_WRITTEN TASK_:
Copy out the listing word for word, from its first line through the line containing "mountain: centre-left peak", with both of those lines included.

Layout coordinates:
□ □ □ □
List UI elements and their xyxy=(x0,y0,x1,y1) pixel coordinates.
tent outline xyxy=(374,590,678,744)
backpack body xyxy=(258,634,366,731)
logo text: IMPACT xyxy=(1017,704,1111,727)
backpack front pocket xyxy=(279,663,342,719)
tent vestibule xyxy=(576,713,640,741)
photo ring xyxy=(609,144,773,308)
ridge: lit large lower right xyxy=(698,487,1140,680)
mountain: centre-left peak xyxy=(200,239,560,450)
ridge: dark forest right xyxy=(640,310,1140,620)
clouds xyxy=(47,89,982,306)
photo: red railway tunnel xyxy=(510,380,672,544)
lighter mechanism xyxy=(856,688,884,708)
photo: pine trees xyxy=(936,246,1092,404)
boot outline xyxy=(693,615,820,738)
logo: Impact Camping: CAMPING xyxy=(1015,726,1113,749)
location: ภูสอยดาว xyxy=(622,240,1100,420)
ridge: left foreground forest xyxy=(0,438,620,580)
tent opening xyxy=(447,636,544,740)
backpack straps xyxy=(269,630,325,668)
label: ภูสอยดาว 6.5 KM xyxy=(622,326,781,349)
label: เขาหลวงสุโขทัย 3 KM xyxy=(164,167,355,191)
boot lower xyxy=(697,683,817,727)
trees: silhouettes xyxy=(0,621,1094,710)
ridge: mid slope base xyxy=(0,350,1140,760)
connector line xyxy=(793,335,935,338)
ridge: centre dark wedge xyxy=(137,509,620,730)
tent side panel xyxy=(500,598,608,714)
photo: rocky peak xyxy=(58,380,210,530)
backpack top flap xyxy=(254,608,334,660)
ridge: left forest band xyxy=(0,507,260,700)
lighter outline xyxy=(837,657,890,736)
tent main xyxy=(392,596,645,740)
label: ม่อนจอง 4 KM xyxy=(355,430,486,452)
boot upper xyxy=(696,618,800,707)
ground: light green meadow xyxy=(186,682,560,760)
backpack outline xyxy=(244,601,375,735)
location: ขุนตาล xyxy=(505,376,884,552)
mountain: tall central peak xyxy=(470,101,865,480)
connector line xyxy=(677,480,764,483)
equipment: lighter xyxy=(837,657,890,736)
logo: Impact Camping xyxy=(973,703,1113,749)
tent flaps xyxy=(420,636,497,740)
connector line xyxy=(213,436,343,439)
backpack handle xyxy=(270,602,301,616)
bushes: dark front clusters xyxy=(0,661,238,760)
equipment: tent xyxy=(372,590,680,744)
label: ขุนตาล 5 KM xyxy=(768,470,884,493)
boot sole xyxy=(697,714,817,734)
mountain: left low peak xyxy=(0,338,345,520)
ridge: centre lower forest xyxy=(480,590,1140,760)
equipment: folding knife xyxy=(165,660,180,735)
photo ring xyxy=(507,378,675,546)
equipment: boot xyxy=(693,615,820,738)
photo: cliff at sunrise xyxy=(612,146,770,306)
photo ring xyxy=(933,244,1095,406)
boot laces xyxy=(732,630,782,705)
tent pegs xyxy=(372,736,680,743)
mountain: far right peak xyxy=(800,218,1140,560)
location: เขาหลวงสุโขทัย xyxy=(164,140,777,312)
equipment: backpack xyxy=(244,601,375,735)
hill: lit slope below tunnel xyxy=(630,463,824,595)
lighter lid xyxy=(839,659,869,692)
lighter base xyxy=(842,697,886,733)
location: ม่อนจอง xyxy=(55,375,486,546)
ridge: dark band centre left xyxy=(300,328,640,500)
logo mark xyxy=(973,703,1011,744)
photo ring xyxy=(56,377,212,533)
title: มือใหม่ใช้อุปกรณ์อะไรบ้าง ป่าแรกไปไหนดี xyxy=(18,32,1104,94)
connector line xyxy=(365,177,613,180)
□ □ □ □
_ANSWER TO THIS PROBLEM_:
List UI elements and their xyxy=(x0,y0,x1,y1) pixel coordinates.
tent outline xyxy=(374,590,678,744)
backpack body xyxy=(258,634,366,731)
logo text: IMPACT xyxy=(1017,704,1111,727)
backpack front pocket xyxy=(279,663,342,719)
tent vestibule xyxy=(576,713,640,741)
photo ring xyxy=(609,144,773,308)
ridge: lit large lower right xyxy=(698,487,1140,680)
mountain: centre-left peak xyxy=(200,239,560,450)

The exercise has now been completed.